_WORKING DATA:_
++++++
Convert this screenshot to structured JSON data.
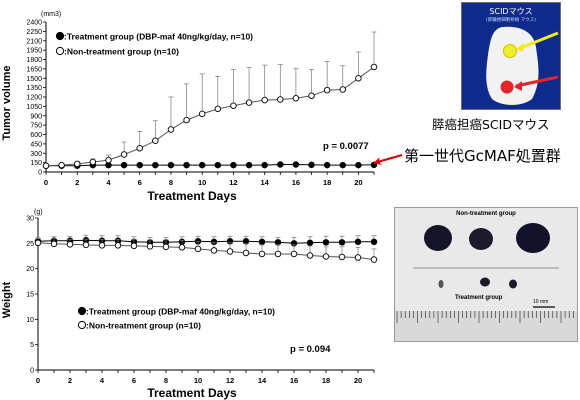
{
  "chart_data": [
    {
      "type": "line",
      "unit_label": "(mm3)",
      "xlabel": "Treatment Days",
      "ylabel": "Tumor volume",
      "xlim": [
        0,
        21
      ],
      "ylim": [
        0,
        2400
      ],
      "x_ticks": [
        0,
        2,
        4,
        6,
        8,
        10,
        12,
        14,
        16,
        18,
        20
      ],
      "y_ticks": [
        0,
        150,
        300,
        450,
        600,
        750,
        900,
        1050,
        1200,
        1350,
        1500,
        1650,
        1800,
        1950,
        2100,
        2250,
        2400
      ],
      "grid": false,
      "legend_position": "top-left",
      "annotation": "p = 0.0077",
      "series": [
        {
          "name": ":Treatment group (DBP-maf 40ng/kg/day, n=10)",
          "marker": "filled-circle",
          "x": [
            0,
            1,
            2,
            3,
            4,
            5,
            6,
            7,
            8,
            9,
            10,
            11,
            12,
            13,
            14,
            15,
            16,
            17,
            18,
            19,
            20,
            21
          ],
          "y": [
            100,
            100,
            100,
            110,
            110,
            110,
            110,
            110,
            110,
            110,
            110,
            110,
            110,
            110,
            110,
            120,
            120,
            115,
            110,
            110,
            110,
            115
          ],
          "err": [
            10,
            10,
            12,
            14,
            14,
            14,
            16,
            16,
            16,
            16,
            16,
            16,
            18,
            18,
            18,
            20,
            20,
            20,
            18,
            18,
            18,
            18
          ]
        },
        {
          "name": ":Non-treatment group (n=10)",
          "marker": "open-circle",
          "x": [
            0,
            1,
            2,
            3,
            4,
            5,
            6,
            7,
            8,
            9,
            10,
            11,
            12,
            13,
            14,
            15,
            16,
            17,
            18,
            19,
            20,
            21
          ],
          "y": [
            100,
            110,
            130,
            160,
            190,
            280,
            380,
            500,
            680,
            830,
            930,
            1010,
            1060,
            1110,
            1150,
            1160,
            1180,
            1220,
            1310,
            1320,
            1500,
            1680
          ],
          "err": [
            20,
            25,
            35,
            50,
            80,
            200,
            270,
            320,
            520,
            580,
            640,
            520,
            580,
            560,
            560,
            560,
            480,
            420,
            460,
            380,
            420,
            560
          ]
        }
      ]
    },
    {
      "type": "line",
      "unit_label": "(g)",
      "xlabel": "Treatment Days",
      "ylabel": "Weight",
      "xlim": [
        0,
        21
      ],
      "ylim": [
        0,
        30
      ],
      "x_ticks": [
        0,
        2,
        4,
        6,
        8,
        10,
        12,
        14,
        16,
        18,
        20
      ],
      "y_ticks": [
        0,
        5,
        10,
        15,
        20,
        25,
        30
      ],
      "grid": false,
      "legend_position": "bottom-left",
      "annotation": "p = 0.094",
      "series": [
        {
          "name": ":Treatment group (DBP-maf 40ng/kg/day, n=10)",
          "marker": "filled-circle",
          "x": [
            0,
            1,
            2,
            3,
            4,
            5,
            6,
            7,
            8,
            9,
            10,
            11,
            12,
            13,
            14,
            15,
            16,
            17,
            18,
            19,
            20,
            21
          ],
          "y": [
            25.4,
            25.5,
            25.5,
            25.6,
            25.5,
            25.5,
            25.3,
            25.2,
            25.2,
            25.3,
            25.4,
            25.3,
            25.4,
            25.4,
            25.3,
            25.2,
            25.0,
            25.1,
            25.2,
            25.2,
            25.3,
            25.3
          ],
          "err": [
            0.8,
            0.8,
            0.9,
            1.0,
            1.0,
            1.0,
            1.0,
            1.0,
            1.0,
            1.0,
            1.0,
            1.0,
            1.0,
            1.0,
            1.0,
            1.0,
            1.2,
            1.2,
            1.2,
            1.2,
            1.2,
            1.2
          ]
        },
        {
          "name": ":Non-treatment group (n=10)",
          "marker": "open-circle",
          "x": [
            0,
            1,
            2,
            3,
            4,
            5,
            6,
            7,
            8,
            9,
            10,
            11,
            12,
            13,
            14,
            15,
            16,
            17,
            18,
            19,
            20,
            21
          ],
          "y": [
            25.1,
            24.9,
            24.8,
            24.7,
            24.6,
            24.6,
            24.5,
            24.4,
            24.3,
            24.2,
            23.9,
            23.6,
            23.4,
            23.1,
            22.9,
            22.9,
            22.9,
            22.6,
            22.4,
            22.3,
            22.2,
            21.8
          ],
          "err": [
            0.8,
            1.0,
            1.0,
            1.1,
            1.2,
            1.2,
            1.3,
            1.3,
            1.4,
            1.4,
            1.5,
            1.6,
            1.7,
            1.8,
            1.8,
            1.8,
            1.8,
            1.9,
            1.9,
            2.0,
            2.0,
            2.1
          ]
        }
      ]
    }
  ],
  "arrow_label": "第一世代GcMAF処置群",
  "arrow_color": "#e00000",
  "mouse_photo": {
    "caption": "膵癌担癌SCIDマウス",
    "title": "SCIDマウス",
    "subtitle": "(膵臓癌細胞移植 マウス)"
  },
  "tumor_photo": {
    "upper_label": "Non-treatment group",
    "lower_label": "Treatment group",
    "scale_label": "10 mm"
  }
}
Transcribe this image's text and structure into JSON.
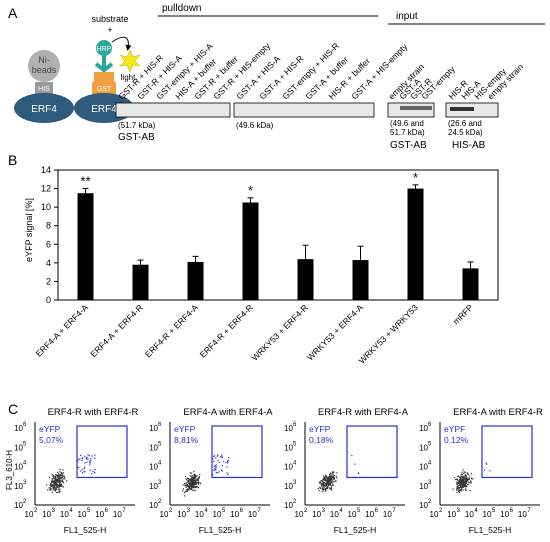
{
  "panelA": {
    "letter": "A",
    "diagram": {
      "substrate": "substrate",
      "plus": "+",
      "hrp": "HRP",
      "light": "light",
      "beads": "Ni-\nbeads",
      "his": "HIS",
      "gst": "GST",
      "erf4": "ERF4"
    },
    "pulldown": {
      "title": "pulldown",
      "blot1_lanes": [
        "GST-R + HIS-R",
        "GST-R + HIS-A",
        "GST-empty + HIS-A",
        "HIS-A + buffer",
        "GST-R + buffer",
        "GST-R + HIS-empty"
      ],
      "blot2_lanes": [
        "GST-A + HIS-A",
        "GST-A + HIS-R",
        "GST-empty + HIS-R",
        "GST-A + buffer",
        "HIS-R + buffer",
        "GST-A + HIS-empty"
      ],
      "blot1_size": "(51.7 kDa)",
      "blot2_size": "(49.6 kDa)",
      "antibody": "GST-AB"
    },
    "input": {
      "title": "input",
      "blot3_lanes": [
        "empty strain",
        "GST-A",
        "GST-R",
        "GST-empty"
      ],
      "blot4_lanes": [
        "HIS-R",
        "HIS-A",
        "HIS-empty",
        "empty strain"
      ],
      "blot3_size": "(49.6 and\n51.7 kDa)",
      "blot4_size": "(26.6 and\n24.5 kDa)",
      "antibody3": "GST-AB",
      "antibody4": "HIS-AB"
    }
  },
  "panelB": {
    "letter": "B",
    "chart_data": {
      "type": "bar",
      "ylabel": "eYFP signal [%]",
      "ylim": [
        0,
        14
      ],
      "yticks": [
        0,
        2,
        4,
        6,
        8,
        10,
        12,
        14
      ],
      "categories": [
        "ERF4-A + ERF4-A",
        "ERF4-A + ERF4-R",
        "ERF4-R + ERF4-A",
        "ERF4-R + ERF4-R",
        "WRKY53 + ERF4-R",
        "WRKY53 + ERF4-A",
        "WRKY53 + WRKY53",
        "mRFP"
      ],
      "values": [
        11.5,
        3.8,
        4.1,
        10.5,
        4.4,
        4.3,
        12.0,
        3.4
      ],
      "errors": [
        0.5,
        0.5,
        0.6,
        0.5,
        1.5,
        1.5,
        0.4,
        0.7
      ],
      "significance": [
        "**",
        "",
        "",
        "*",
        "",
        "",
        "*",
        ""
      ]
    }
  },
  "panelC": {
    "letter": "C",
    "xlabel": "FL1_525-H",
    "ylabel": "FL3_610-H",
    "plots": [
      {
        "title": "ERF4-R with ERF4-R",
        "gate_label": "eYFP",
        "gate_pct": "5,07%"
      },
      {
        "title": "ERF4-A with ERF4-A",
        "gate_label": "eYFP",
        "gate_pct": "8,81%"
      },
      {
        "title": "ERF4-R with ERF4-A",
        "gate_label": "eYFP",
        "gate_pct": "0,18%"
      },
      {
        "title": "ERF4-A with ERF4-R",
        "gate_label": "eYPF",
        "gate_pct": "0,12%"
      }
    ],
    "exponents": [
      "2",
      "3",
      "4",
      "5",
      "6",
      "7"
    ],
    "tick_base": "10"
  },
  "colors": {
    "gate": "#2b2bd6",
    "bar": "#000000",
    "beads": "#b0b0b0",
    "erf4": "#2f5b7d",
    "gst": "#f0a040",
    "hrp": "#2aa89a",
    "light": "#f5e81a"
  }
}
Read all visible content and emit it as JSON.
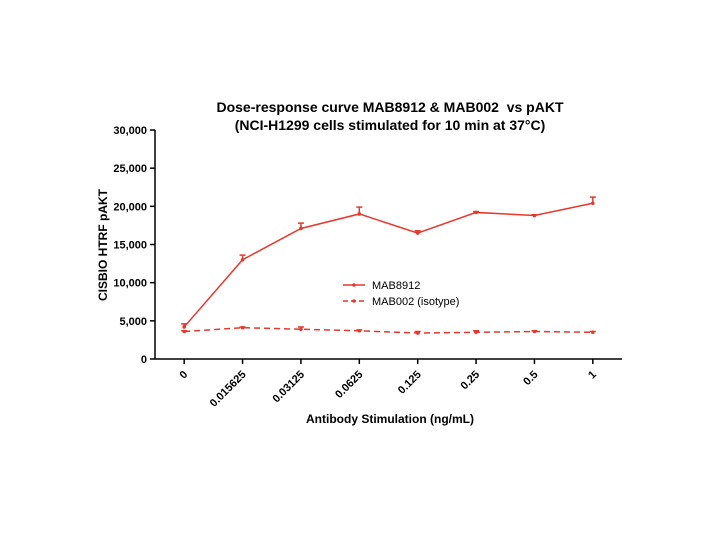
{
  "chart_data": {
    "type": "line",
    "title": "Dose-response curve MAB8912 & MAB002  vs pAKT",
    "subtitle": "(NCI-H1299 cells stimulated for 10 min at 37°C)",
    "x_label": "Antibody Stimulation (ng/mL)",
    "y_label": "CISBIO HTRF pAKT",
    "categories": [
      "0",
      "0.015625",
      "0.03125",
      "0.0625",
      "0.125",
      "0.25",
      "0.5",
      "1"
    ],
    "series": [
      {
        "name": "MAB8912",
        "color": "#e8372c",
        "line_style": "solid",
        "values": [
          4200,
          13000,
          17100,
          19000,
          16500,
          19200,
          18800,
          20400
        ],
        "errors": [
          400,
          600,
          700,
          900,
          300,
          100,
          100,
          800
        ]
      },
      {
        "name": "MAB002 (isotype)",
        "color": "#e8372c",
        "line_style": "dashed",
        "values": [
          3600,
          4100,
          3900,
          3700,
          3400,
          3500,
          3600,
          3500
        ],
        "errors": [
          100,
          100,
          300,
          100,
          200,
          200,
          100,
          100
        ]
      }
    ],
    "ylim": [
      0,
      30000
    ],
    "yticks": [
      0,
      {
        "value": 5000,
        "label": "5,000"
      },
      {
        "value": 10000,
        "label": "10,000"
      },
      {
        "value": 15000,
        "label": "15,000"
      },
      {
        "value": 20000,
        "label": "20,000"
      },
      {
        "value": 25000,
        "label": "25,000"
      },
      {
        "value": 30000,
        "label": "30,000"
      }
    ],
    "grid": false
  }
}
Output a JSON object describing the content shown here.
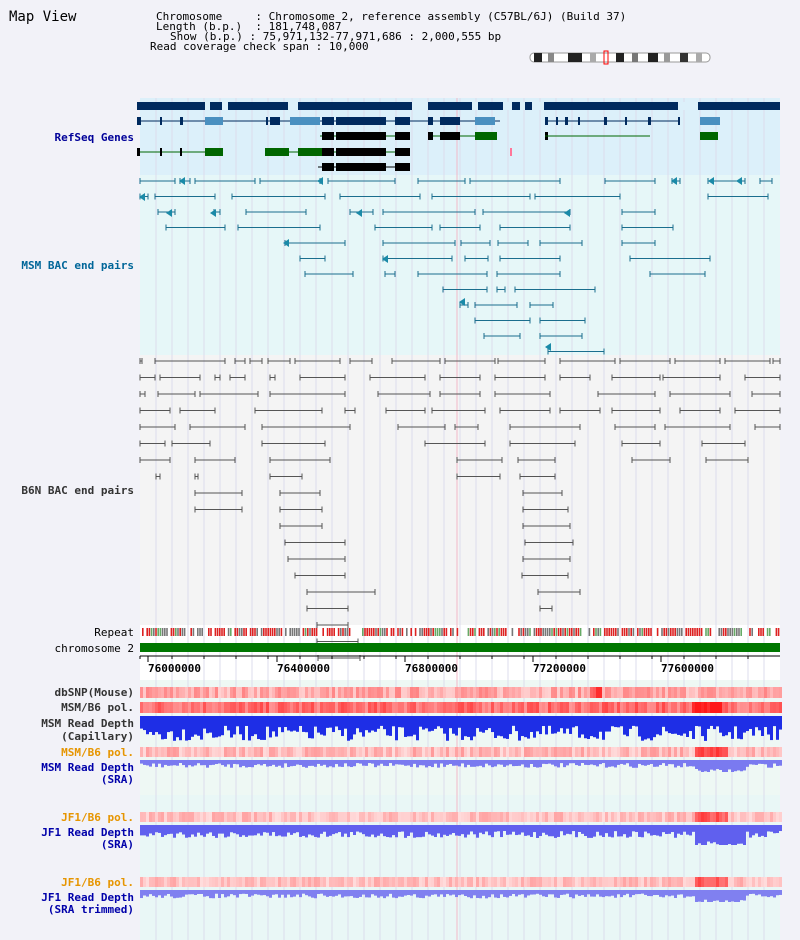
{
  "page": {
    "title": "Map View"
  },
  "header": {
    "chromosome_label": "Chromosome",
    "chromosome_value": "Chromosome 2, reference assembly (C57BL/6J) (Build 37)",
    "length_label": "Length (b.p.)",
    "length_value": "181,748,087",
    "show_label": "Show (b.p.)",
    "show_value": "75,971,132-77,971,686 : 2,000,555 bp",
    "span_label": "Read coverage check span",
    "span_value": "10,000"
  },
  "tracks": {
    "refseq": {
      "label": "RefSeq Genes",
      "color": "#000099"
    },
    "msm_bac": {
      "label": "MSM BAC end pairs",
      "color": "#006699"
    },
    "b6n_bac": {
      "label": "B6N BAC end pairs",
      "color": "#333333"
    },
    "repeat": {
      "label": "Repeat",
      "color": "#000000"
    },
    "chromosome": {
      "label": "chromosome 2",
      "color": "#000000",
      "bar_color": "#007700"
    },
    "dbsnp": {
      "label": "dbSNP(Mouse)",
      "color": "#333333"
    },
    "msm_b6_pol_1": {
      "label": "MSM/B6 pol.",
      "color": "#333333"
    },
    "msm_depth_cap": {
      "label_1": "MSM Read Depth",
      "label_2": "(Capillary)",
      "color": "#333333"
    },
    "msm_b6_pol_2": {
      "label": "MSM/B6 pol.",
      "color": "#e69500"
    },
    "msm_depth_sra": {
      "label_1": "MSM Read Depth",
      "label_2": "(SRA)",
      "color": "#0000aa"
    },
    "jf1_b6_pol_1": {
      "label": "JF1/B6 pol.",
      "color": "#e69500"
    },
    "jf1_depth_sra": {
      "label_1": "JF1 Read Depth",
      "label_2": "(SRA)",
      "color": "#0000aa"
    },
    "jf1_b6_pol_2": {
      "label": "JF1/B6 pol.",
      "color": "#e69500"
    },
    "jf1_depth_trim": {
      "label_1": "JF1 Read Depth",
      "label_2": "(SRA trimmed)",
      "color": "#0000aa"
    }
  },
  "axis": {
    "ticks": [
      "76000000",
      "76400000",
      "76800000",
      "77200000",
      "77600000"
    ]
  }
}
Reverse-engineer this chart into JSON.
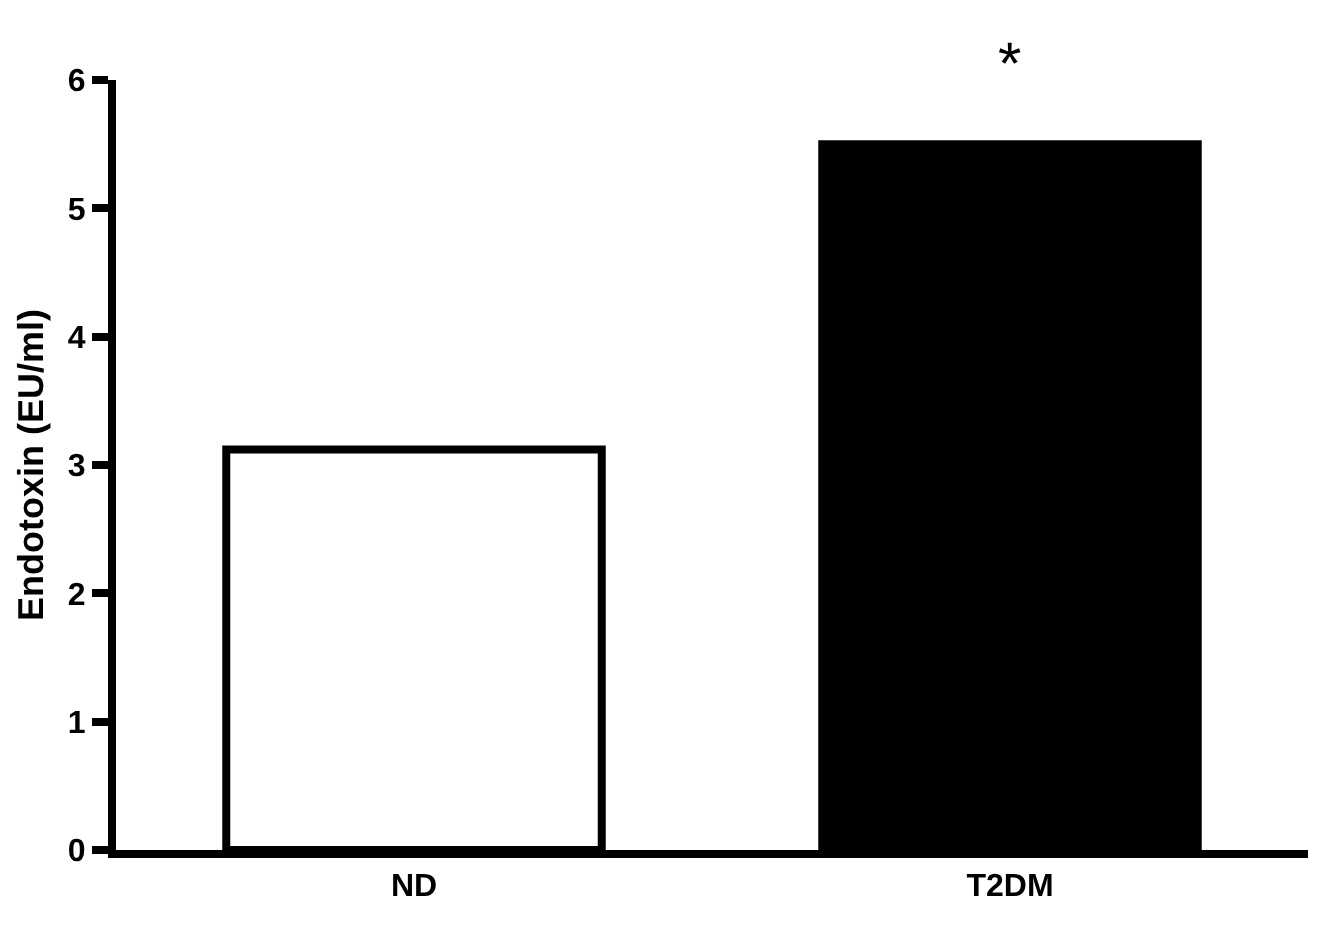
{
  "chart_data": {
    "type": "bar",
    "categories": [
      "ND",
      "T2DM"
    ],
    "values": [
      3.12,
      5.5
    ],
    "colors": [
      "#ffffff",
      "#000000"
    ],
    "ylabel": "Endotoxin (EU/ml)",
    "ylim": [
      0,
      6
    ],
    "yticks": [
      0,
      1,
      2,
      3,
      4,
      5,
      6
    ],
    "grid": false,
    "annotations": [
      "*"
    ]
  }
}
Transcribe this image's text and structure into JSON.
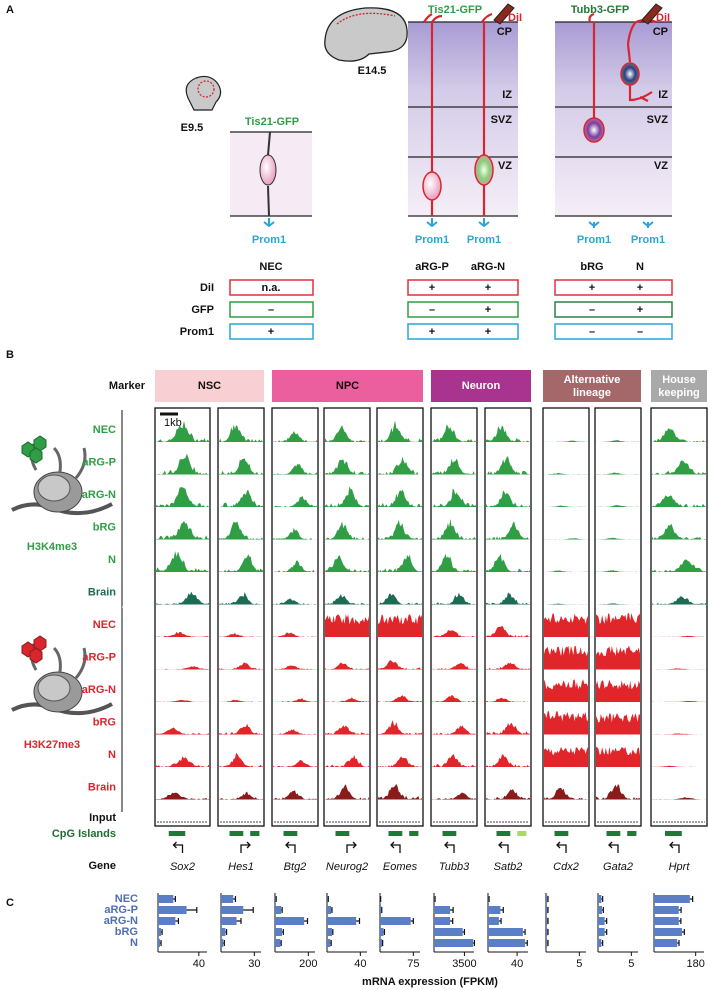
{
  "panel_a": {
    "label": "A",
    "stages": [
      "E9.5",
      "E14.5"
    ],
    "reporters": [
      "Tis21-GFP",
      "Tis21-GFP",
      "Tubb3-GFP"
    ],
    "dye": "DiI",
    "zones": [
      "CP",
      "IZ",
      "SVZ",
      "VZ"
    ],
    "prom1_label": "Prom1",
    "table": {
      "columns": [
        "NEC",
        "aRG-P",
        "aRG-N",
        "bRG",
        "N"
      ],
      "rows": [
        {
          "name": "DiI",
          "values": [
            "n.a.",
            "+",
            "+",
            "+",
            "+"
          ]
        },
        {
          "name": "GFP",
          "values": [
            "–",
            "–",
            "+",
            "–",
            "+"
          ]
        },
        {
          "name": "Prom1",
          "values": [
            "+",
            "+",
            "+",
            "–",
            "–"
          ]
        }
      ]
    }
  },
  "panel_b": {
    "label": "B",
    "marker_label": "Marker",
    "scale_bar": "1kb",
    "markers": [
      {
        "name": "NSC",
        "genes": [
          "Sox2",
          "Hes1"
        ]
      },
      {
        "name": "NPC",
        "genes": [
          "Btg2",
          "Neurog2",
          "Eomes"
        ]
      },
      {
        "name": "Neuron",
        "genes": [
          "Tubb3",
          "Satb2"
        ]
      },
      {
        "name": "Alternative lineage",
        "genes": [
          "Cdx2",
          "Gata2"
        ]
      },
      {
        "name": "House keeping",
        "genes": [
          "Hprt"
        ]
      }
    ],
    "histone_groups": [
      {
        "mark": "H3K4me3",
        "tracks": [
          "NEC",
          "aRG-P",
          "aRG-N",
          "bRG",
          "N",
          "Brain"
        ]
      },
      {
        "mark": "H3K27me3",
        "tracks": [
          "NEC",
          "aRG-P",
          "aRG-N",
          "bRG",
          "N",
          "Brain"
        ]
      }
    ],
    "input_label": "Input",
    "cpg_label": "CpG Islands",
    "gene_label": "Gene"
  },
  "chart_data": {
    "type": "bar",
    "label": "C",
    "categories": [
      "NEC",
      "aRG-P",
      "aRG-N",
      "bRG",
      "N"
    ],
    "xlabel": "mRNA expression (FPKM)",
    "color": "#5b7fc7",
    "groups": [
      {
        "xlim": [
          0,
          48
        ],
        "xticks": [
          40
        ],
        "values": [
          15,
          28,
          17,
          3,
          2
        ],
        "errors": [
          2,
          10,
          3,
          1,
          1
        ]
      },
      {
        "xlim": [
          0,
          36
        ],
        "xticks": [
          30
        ],
        "values": [
          11,
          20,
          14,
          4,
          2
        ],
        "errors": [
          2,
          9,
          4,
          1,
          1
        ]
      },
      {
        "xlim": [
          0,
          240
        ],
        "xticks": [
          200
        ],
        "values": [
          5,
          37,
          175,
          42,
          32
        ],
        "errors": [
          2,
          6,
          20,
          8,
          5
        ]
      },
      {
        "xlim": [
          0,
          48
        ],
        "xticks": [
          40
        ],
        "values": [
          1,
          5,
          35,
          6,
          4
        ],
        "errors": [
          0.5,
          1,
          4,
          1,
          1
        ]
      },
      {
        "xlim": [
          0,
          90
        ],
        "xticks": [
          75
        ],
        "values": [
          1,
          3,
          69,
          8,
          5
        ],
        "errors": [
          0.5,
          1,
          6,
          2,
          1
        ]
      },
      {
        "xlim": [
          0,
          4600
        ],
        "xticks": [
          3500
        ],
        "values": [
          90,
          1850,
          1850,
          3300,
          4500
        ],
        "errors": [
          30,
          350,
          300,
          200,
          150
        ]
      },
      {
        "xlim": [
          0,
          55
        ],
        "xticks": [
          40
        ],
        "values": [
          1,
          17,
          15,
          48,
          51
        ],
        "errors": [
          0.5,
          4,
          3,
          3,
          3
        ]
      },
      {
        "xlim": [
          0,
          6
        ],
        "xticks": [
          5
        ],
        "values": [
          0.2,
          0.2,
          0.2,
          0.2,
          0.2
        ],
        "errors": [
          0.1,
          0.1,
          0.1,
          0.1,
          0.1
        ]
      },
      {
        "xlim": [
          0,
          6
        ],
        "xticks": [
          5
        ],
        "values": [
          0.5,
          0.6,
          1,
          1,
          0.5
        ],
        "errors": [
          0.2,
          0.2,
          0.3,
          0.3,
          0.2
        ]
      },
      {
        "xlim": [
          0,
          216
        ],
        "xticks": [
          180
        ],
        "values": [
          155,
          107,
          107,
          121,
          100
        ],
        "errors": [
          12,
          10,
          9,
          10,
          8
        ]
      }
    ]
  }
}
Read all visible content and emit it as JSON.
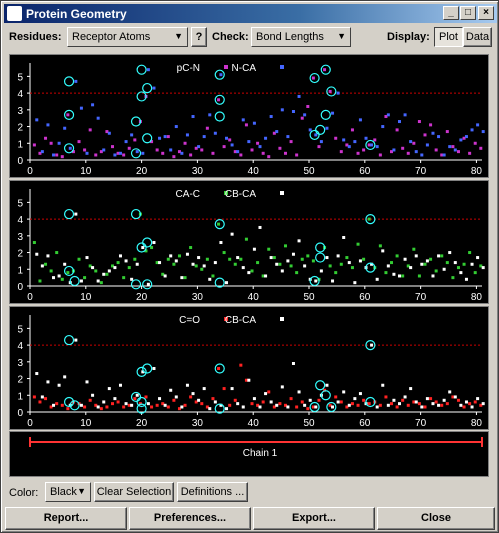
++++++
_EXERCISE BRIEF:_ Among the records, find all lines that include the string "subtitle" and return them.

_RESPONSE AREA:_
    "subtitle": "(膵臓癌細胞移植 マウス)"
    "subtitle": "(NCI-H1299 cells stimulated for 10 min at 37°C)",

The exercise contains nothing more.